SET TASK: Copy all lines in which the word "color" can be found.

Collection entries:
..............................
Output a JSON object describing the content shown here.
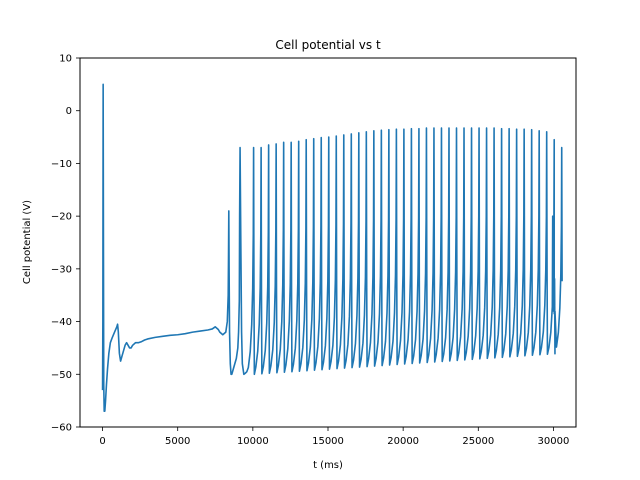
{
  "chart_data": {
    "type": "line",
    "title": "Cell potential vs t",
    "xlabel": "t (ms)",
    "ylabel": "Cell potential (V)",
    "xlim": [
      -1500,
      31500
    ],
    "ylim": [
      -60,
      10
    ],
    "xticks": [
      0,
      5000,
      10000,
      15000,
      20000,
      25000,
      30000
    ],
    "yticks": [
      -60,
      -50,
      -40,
      -30,
      -20,
      -10,
      0,
      10
    ],
    "grid": false,
    "legend": "none",
    "series": [
      {
        "color": "#1f77b4",
        "x": [
          0,
          20,
          40,
          60,
          80,
          110,
          150,
          200,
          260,
          330,
          420,
          520,
          650,
          800,
          950,
          1000,
          1050,
          1120,
          1200,
          1300,
          1400,
          1500,
          1600,
          1700,
          1800,
          1900,
          2000,
          2200,
          2400,
          2600,
          2800,
          3000,
          3500,
          4000,
          4500,
          5000,
          5500,
          6000,
          6500,
          7000,
          7300,
          7500,
          7700,
          7800,
          8000,
          8200,
          8300,
          8360,
          8380,
          8400,
          8420,
          8450,
          8500,
          8550,
          8600,
          8700,
          8800,
          8900,
          9000,
          9050,
          9100,
          9120,
          9150,
          9200,
          9250,
          9300,
          9400,
          9500,
          9600
        ],
        "y": [
          -53,
          -40,
          5,
          -25,
          -52,
          -57,
          -57,
          -55,
          -52,
          -49,
          -46,
          -44,
          -43,
          -42,
          -41,
          -40.5,
          -42,
          -46,
          -47.5,
          -46.5,
          -45.5,
          -44.5,
          -44,
          -44.5,
          -45,
          -45,
          -44.5,
          -44,
          -44,
          -43.8,
          -43.5,
          -43.3,
          -43,
          -42.8,
          -42.6,
          -42.5,
          -42.3,
          -42,
          -41.8,
          -41.6,
          -41.4,
          -41,
          -41.5,
          -42,
          -42.5,
          -42,
          -40,
          -35,
          -28,
          -19,
          -30,
          -42,
          -48,
          -50,
          -50,
          -49,
          -48,
          -47,
          -45,
          -42,
          -36,
          -20,
          -7,
          -25,
          -42,
          -48,
          -50,
          -49.8,
          -49.5
        ]
      }
    ],
    "spike_train": {
      "first_spike": 9600,
      "last_spike": 29900,
      "interval": 500,
      "trough_start": -50,
      "trough_end": -46,
      "peaks": [
        -7,
        -7,
        -6.5,
        -6.3,
        -6,
        -6,
        -5.8,
        -5.5,
        -5.3,
        -5.1,
        -5,
        -4.8,
        -4.6,
        -4.4,
        -4.2,
        -4,
        -3.8,
        -3.7,
        -3.6,
        -3.5,
        -3.5,
        -3.4,
        -3.4,
        -3.3,
        -3.3,
        -3.3,
        -3.3,
        -3.3,
        -3.3,
        -3.3,
        -3.3,
        -3.3,
        -3.3,
        -3.4,
        -3.4,
        -3.5,
        -3.5,
        -3.6,
        -3.8,
        -4,
        -5.5,
        -7
      ],
      "tail": [
        [
          29950,
          -20
        ],
        [
          30000,
          -38
        ],
        [
          30050,
          -38.5
        ],
        [
          30100,
          -38
        ]
      ]
    }
  }
}
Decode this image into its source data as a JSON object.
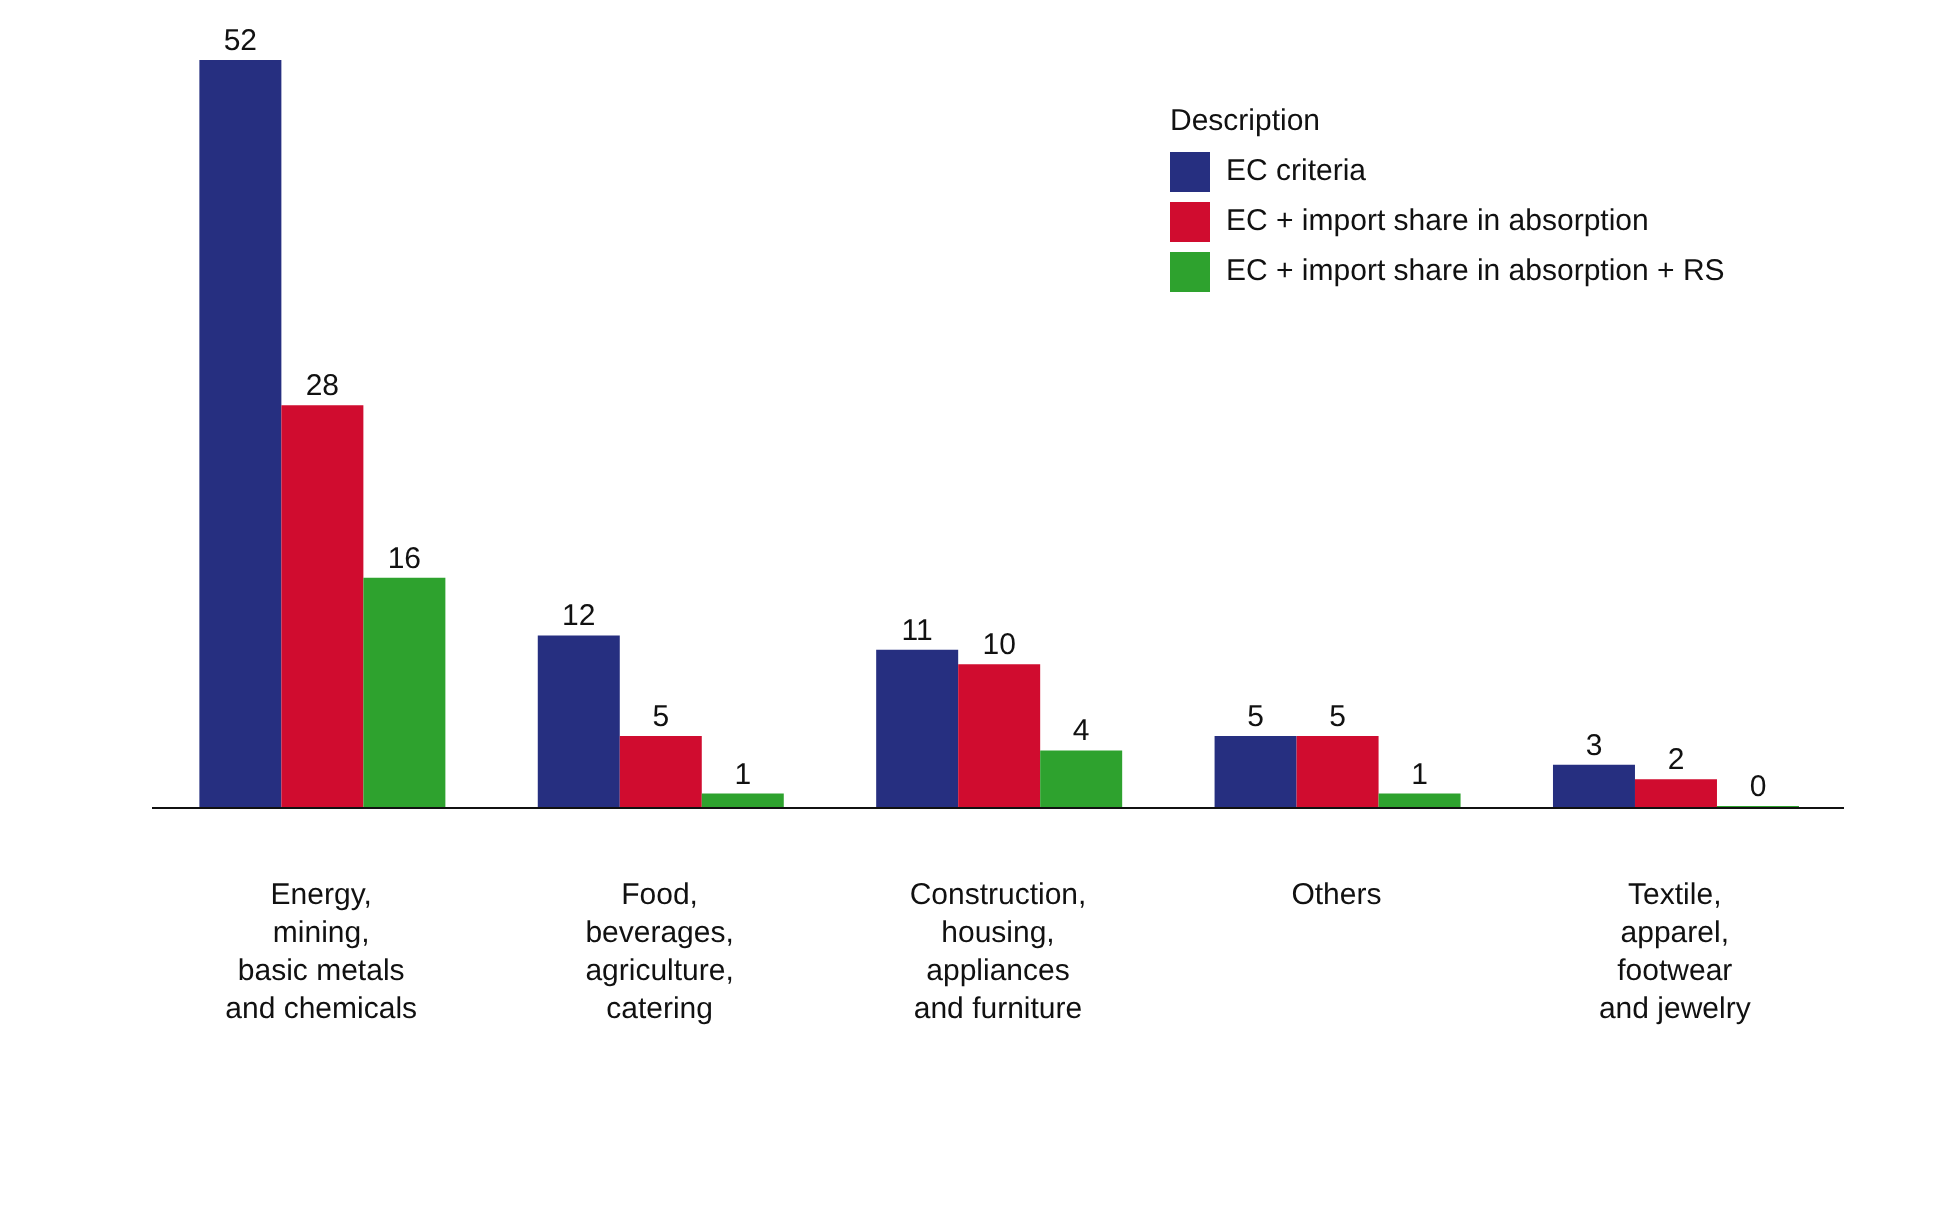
{
  "chart_data": {
    "type": "bar",
    "categories": [
      "Energy,\nmining,\nbasic metals\nand chemicals",
      "Food,\nbeverages,\nagriculture,\ncatering",
      "Construction,\nhousing,\nappliances\nand furniture",
      "Others",
      "Textile,\napparel,\nfootwear\nand jewelry"
    ],
    "series": [
      {
        "name": "EC criteria",
        "color": "#262f80",
        "values": [
          52,
          12,
          11,
          5,
          3
        ]
      },
      {
        "name": "EC + import share in absorption",
        "color": "#d00c2f",
        "values": [
          28,
          5,
          10,
          5,
          2
        ]
      },
      {
        "name": "EC + import share in absorption + RS",
        "color": "#2ea22e",
        "values": [
          16,
          1,
          4,
          1,
          0
        ]
      }
    ],
    "legend_title": "Description",
    "legend": "top right",
    "data_labels": true,
    "grid": false
  }
}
..............................
RESPONSE TO THE EXERCISE:
        "color": "#1f77b4",
        "color": "#262f80",
        "color": "#d00c2f",
        "color": "#2ea22e",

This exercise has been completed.